=== Data in this exercise ===

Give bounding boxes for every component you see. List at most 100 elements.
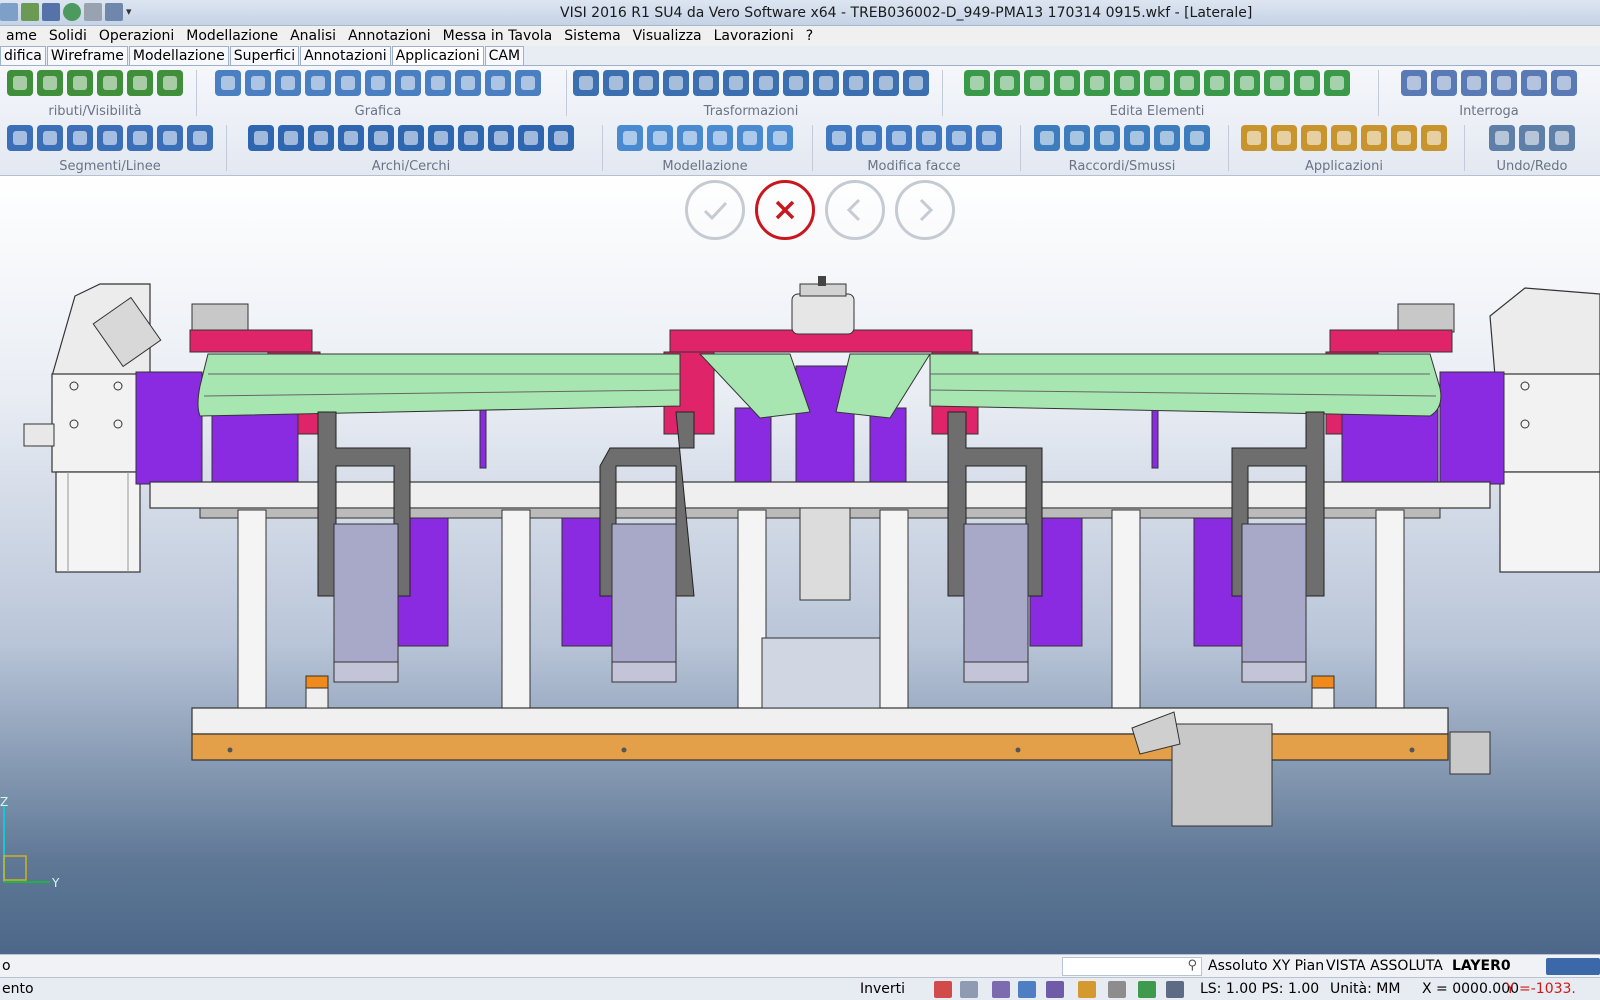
tool-icon[interactable] <box>693 70 719 96</box>
open-file-icon[interactable] <box>21 3 39 21</box>
tool-icon[interactable] <box>67 125 93 151</box>
units-readout[interactable]: Unità: MM <box>1330 980 1400 999</box>
tool-icon[interactable] <box>737 125 763 151</box>
color-swatch[interactable] <box>1546 958 1600 975</box>
tab-4[interactable]: Annotazioni <box>300 46 391 65</box>
tool-icon[interactable] <box>1204 70 1230 96</box>
tool-icon[interactable] <box>647 125 673 151</box>
tool-icon[interactable] <box>677 125 703 151</box>
undo-icon[interactable] <box>105 3 123 21</box>
tool-icon[interactable] <box>458 125 484 151</box>
menu-item-7[interactable]: Sistema <box>558 26 626 46</box>
tool-icon[interactable] <box>275 70 301 96</box>
menu-item-5[interactable]: Annotazioni <box>342 26 437 46</box>
tool-icon[interactable] <box>248 125 274 151</box>
tool-icon[interactable] <box>7 70 33 96</box>
tool-icon[interactable] <box>916 125 942 151</box>
tool-icon[interactable] <box>157 70 183 96</box>
menu-item-1[interactable]: Solidi <box>43 26 93 46</box>
grid-icon[interactable] <box>1166 981 1184 998</box>
menu-item-4[interactable]: Analisi <box>284 26 342 46</box>
cube-icon[interactable] <box>1078 981 1096 998</box>
tool-icon[interactable] <box>856 125 882 151</box>
next-button[interactable] <box>895 180 955 240</box>
menu-item-10[interactable]: ? <box>800 26 819 46</box>
tool-icon[interactable] <box>603 70 629 96</box>
tool-icon[interactable] <box>1114 70 1140 96</box>
tool-icon[interactable] <box>1431 70 1457 96</box>
tool-icon[interactable] <box>873 70 899 96</box>
tool-icon[interactable] <box>767 125 793 151</box>
tool-icon[interactable] <box>1124 125 1150 151</box>
tool-icon[interactable] <box>305 70 331 96</box>
cad-model-drawing[interactable]: Z Y <box>0 176 1600 954</box>
tool-icon[interactable] <box>67 70 93 96</box>
tool-icon[interactable] <box>1084 70 1110 96</box>
tool-icon[interactable] <box>813 70 839 96</box>
settings-icon[interactable] <box>84 3 102 21</box>
tool-icon[interactable] <box>1519 125 1545 151</box>
tool-icon[interactable] <box>1294 70 1320 96</box>
tool-icon[interactable] <box>428 125 454 151</box>
tool-icon[interactable] <box>886 125 912 151</box>
plane-selector[interactable]: Assoluto XY Pian <box>1208 957 1324 976</box>
tool-icon[interactable] <box>515 70 541 96</box>
tool-icon[interactable] <box>1174 70 1200 96</box>
new-file-icon[interactable] <box>0 3 18 21</box>
tool-icon[interactable] <box>783 70 809 96</box>
confirm-button[interactable] <box>685 180 745 240</box>
tab-5[interactable]: Applicazioni <box>391 46 484 65</box>
snap-icon[interactable] <box>934 981 952 998</box>
tool-icon[interactable] <box>1301 125 1327 151</box>
tool-icon[interactable] <box>903 70 929 96</box>
tool-icon[interactable] <box>37 70 63 96</box>
tool-icon[interactable] <box>633 70 659 96</box>
tool-icon[interactable] <box>395 70 421 96</box>
tool-icon[interactable] <box>1234 70 1260 96</box>
tool-icon[interactable] <box>1184 125 1210 151</box>
tool-icon[interactable] <box>37 125 63 151</box>
tool-icon[interactable] <box>1094 125 1120 151</box>
tool-icon[interactable] <box>215 70 241 96</box>
tool-icon[interactable] <box>1401 70 1427 96</box>
menu-item-3[interactable]: Modellazione <box>180 26 284 46</box>
tool-icon[interactable] <box>368 125 394 151</box>
refresh-icon[interactable] <box>1138 981 1156 998</box>
tool-icon[interactable] <box>97 125 123 151</box>
tool-icon[interactable] <box>1054 70 1080 96</box>
tool-icon[interactable] <box>1034 125 1060 151</box>
tool-icon[interactable] <box>826 125 852 151</box>
tool-icon[interactable] <box>1421 125 1447 151</box>
save-icon[interactable] <box>42 3 60 21</box>
search-field[interactable]: ⚲ <box>1062 957 1202 976</box>
tool-icon[interactable] <box>157 125 183 151</box>
tool-icon[interactable] <box>455 70 481 96</box>
layer-selector[interactable]: LAYER0 <box>1452 957 1511 976</box>
tool-icon[interactable] <box>1144 70 1170 96</box>
tool-icon[interactable] <box>1024 70 1050 96</box>
tool-icon[interactable] <box>1241 125 1267 151</box>
3d-viewport[interactable]: Z Y <box>0 176 1600 954</box>
tool-icon[interactable] <box>1064 125 1090 151</box>
customize-toolbar-icon[interactable]: ▾ <box>126 3 132 23</box>
view-selector[interactable]: VISTA ASSOLUTA <box>1326 957 1443 976</box>
tab-6[interactable]: CAM <box>484 46 525 65</box>
tab-2[interactable]: Modellazione <box>128 46 229 65</box>
menu-item-8[interactable]: Visualizza <box>627 26 708 46</box>
tool-icon[interactable] <box>663 70 689 96</box>
tool-icon[interactable] <box>573 70 599 96</box>
tool-icon[interactable] <box>994 70 1020 96</box>
selection-icon[interactable] <box>1046 981 1064 998</box>
menu-item-9[interactable]: Lavorazioni <box>708 26 800 46</box>
menu-item-2[interactable]: Operazioni <box>93 26 180 46</box>
tool-icon[interactable] <box>488 125 514 151</box>
layers-icon[interactable] <box>1108 981 1126 998</box>
tool-icon[interactable] <box>707 125 733 151</box>
zoom-icon[interactable] <box>63 3 81 21</box>
tool-icon[interactable] <box>485 70 511 96</box>
tool-icon[interactable] <box>398 125 424 151</box>
tool-icon[interactable] <box>1264 70 1290 96</box>
tool-icon[interactable] <box>976 125 1002 151</box>
tool-icon[interactable] <box>1461 70 1487 96</box>
tool-icon[interactable] <box>7 125 33 151</box>
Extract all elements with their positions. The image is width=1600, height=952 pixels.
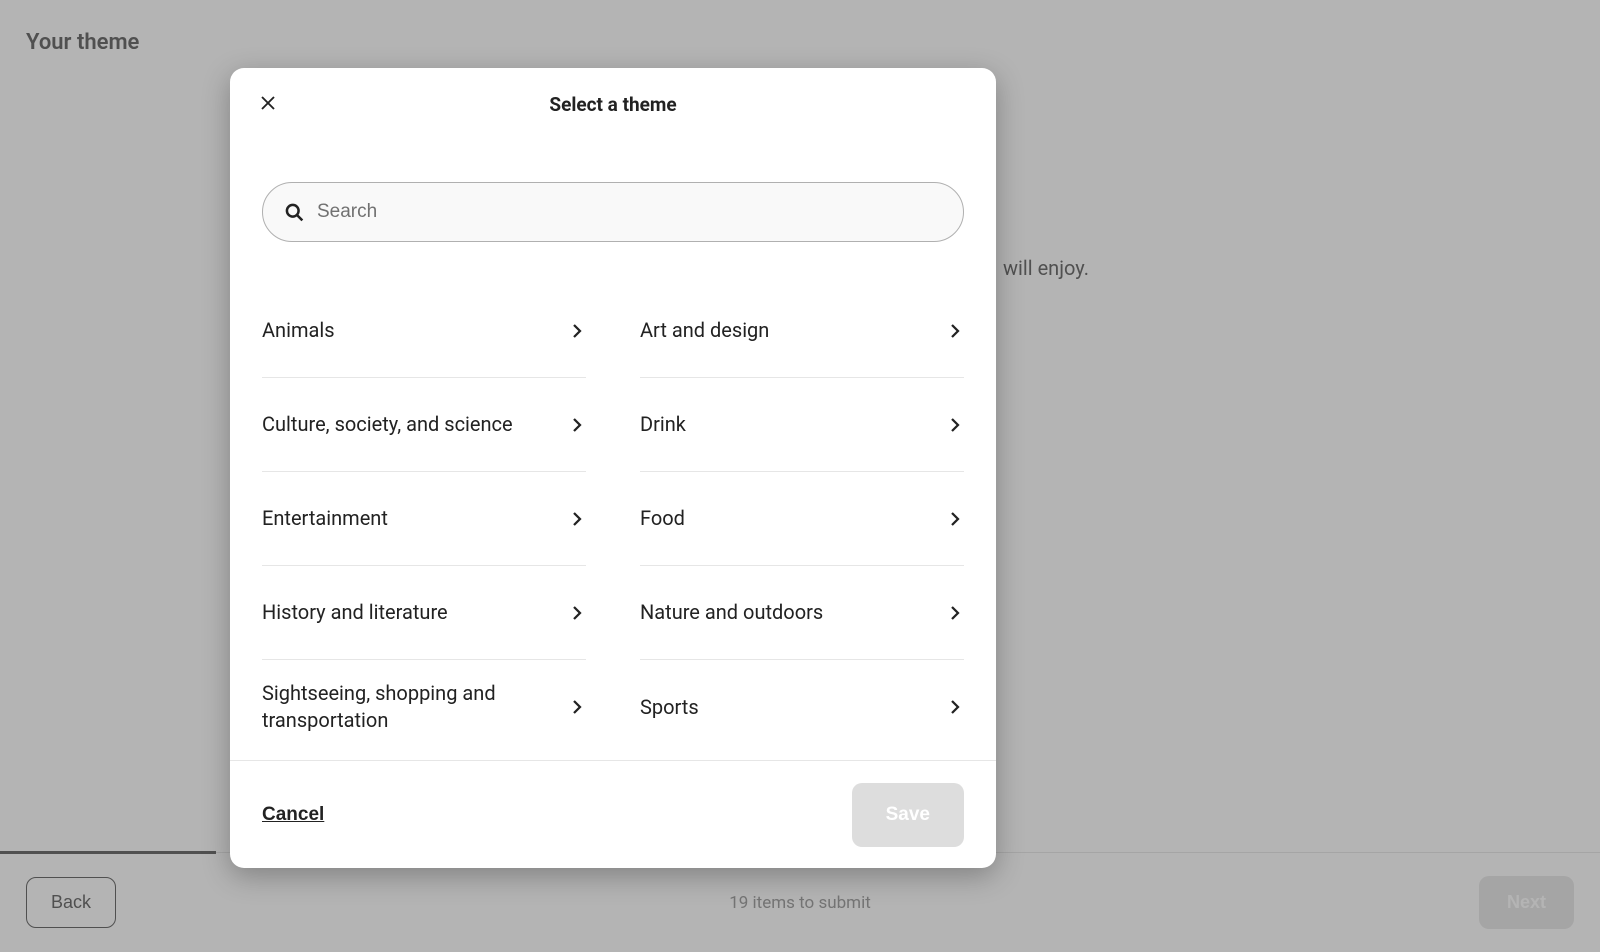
theme-item-nature-outdoors[interactable]: Nature and outdoors <box>640 566 964 660</box>
search-icon <box>284 202 304 222</box>
theme-item-entertainment[interactable]: Entertainment <box>262 472 586 566</box>
cancel-button[interactable]: Cancel <box>262 804 324 826</box>
chevron-right-icon <box>568 604 586 622</box>
theme-grid: Animals Art and design Culture, society,… <box>262 284 964 754</box>
theme-item-drink[interactable]: Drink <box>640 378 964 472</box>
chevron-right-icon <box>946 510 964 528</box>
theme-item-history-literature[interactable]: History and literature <box>262 566 586 660</box>
theme-label: History and literature <box>262 599 460 626</box>
theme-label: Nature and outdoors <box>640 599 835 626</box>
select-theme-modal: Select a theme Animals Art and design Cu… <box>230 68 996 868</box>
modal-footer: Cancel Save <box>230 760 996 868</box>
theme-label: Animals <box>262 317 347 344</box>
chevron-right-icon <box>568 322 586 340</box>
theme-item-culture-society-science[interactable]: Culture, society, and science <box>262 378 586 472</box>
modal-header: Select a theme <box>230 68 996 140</box>
chevron-right-icon <box>946 604 964 622</box>
chevron-right-icon <box>946 416 964 434</box>
theme-item-food[interactable]: Food <box>640 472 964 566</box>
theme-label: Drink <box>640 411 698 438</box>
chevron-right-icon <box>568 510 586 528</box>
chevron-right-icon <box>946 698 964 716</box>
save-button[interactable]: Save <box>852 783 964 847</box>
chevron-right-icon <box>946 322 964 340</box>
theme-item-animals[interactable]: Animals <box>262 284 586 378</box>
search-wrapper <box>262 182 964 242</box>
theme-label: Sports <box>640 694 711 721</box>
theme-label: Food <box>640 505 697 532</box>
theme-label: Art and design <box>640 317 781 344</box>
close-icon <box>259 94 277 115</box>
theme-item-art-and-design[interactable]: Art and design <box>640 284 964 378</box>
chevron-right-icon <box>568 698 586 716</box>
close-button[interactable] <box>258 94 278 114</box>
theme-label: Culture, society, and science <box>262 411 525 438</box>
theme-label: Entertainment <box>262 505 400 532</box>
modal-title: Select a theme <box>549 93 676 116</box>
theme-item-sports[interactable]: Sports <box>640 660 964 754</box>
theme-label: Sightseeing, shopping and transportation <box>262 680 568 734</box>
theme-item-sightseeing-shopping-transportation[interactable]: Sightseeing, shopping and transportation <box>262 660 586 754</box>
modal-body: Animals Art and design Culture, society,… <box>230 140 996 760</box>
chevron-right-icon <box>568 416 586 434</box>
search-input[interactable] <box>262 182 964 242</box>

===

§ Exercise prompt
Copy out the data verbatim, from the line with "theme-item-nature-outdoors[interactable]: Nature and" to the line with "theme-item-sports[interactable]: Sports <box>640", both of those lines included.

§ Written response
theme-item-nature-outdoors[interactable]: Nature and outdoors <box>640 566 964 660</box>
search-icon <box>284 202 304 222</box>
theme-item-entertainment[interactable]: Entertainment <box>262 472 586 566</box>
cancel-button[interactable]: Cancel <box>262 804 324 826</box>
chevron-right-icon <box>568 604 586 622</box>
theme-grid: Animals Art and design Culture, society,… <box>262 284 964 754</box>
theme-item-drink[interactable]: Drink <box>640 378 964 472</box>
chevron-right-icon <box>946 510 964 528</box>
theme-item-history-literature[interactable]: History and literature <box>262 566 586 660</box>
theme-label: History and literature <box>262 599 460 626</box>
theme-label: Nature and outdoors <box>640 599 835 626</box>
select-theme-modal: Select a theme Animals Art and design Cu… <box>230 68 996 868</box>
modal-footer: Cancel Save <box>230 760 996 868</box>
theme-label: Animals <box>262 317 347 344</box>
chevron-right-icon <box>568 322 586 340</box>
theme-item-culture-society-science[interactable]: Culture, society, and science <box>262 378 586 472</box>
modal-header: Select a theme <box>230 68 996 140</box>
chevron-right-icon <box>946 604 964 622</box>
chevron-right-icon <box>946 416 964 434</box>
theme-item-food[interactable]: Food <box>640 472 964 566</box>
theme-label: Drink <box>640 411 698 438</box>
chevron-right-icon <box>568 510 586 528</box>
chevron-right-icon <box>946 698 964 716</box>
save-button[interactable]: Save <box>852 783 964 847</box>
chevron-right-icon <box>946 322 964 340</box>
theme-item-animals[interactable]: Animals <box>262 284 586 378</box>
search-wrapper <box>262 182 964 242</box>
theme-label: Sports <box>640 694 711 721</box>
theme-label: Food <box>640 505 697 532</box>
theme-label: Art and design <box>640 317 781 344</box>
close-icon <box>259 94 277 115</box>
theme-item-art-and-design[interactable]: Art and design <box>640 284 964 378</box>
chevron-right-icon <box>568 698 586 716</box>
close-button[interactable] <box>258 94 278 114</box>
theme-label: Culture, society, and science <box>262 411 525 438</box>
theme-label: Entertainment <box>262 505 400 532</box>
modal-title: Select a theme <box>549 93 676 116</box>
theme-item-sports[interactable]: Sports <box>640 660 964 754</box>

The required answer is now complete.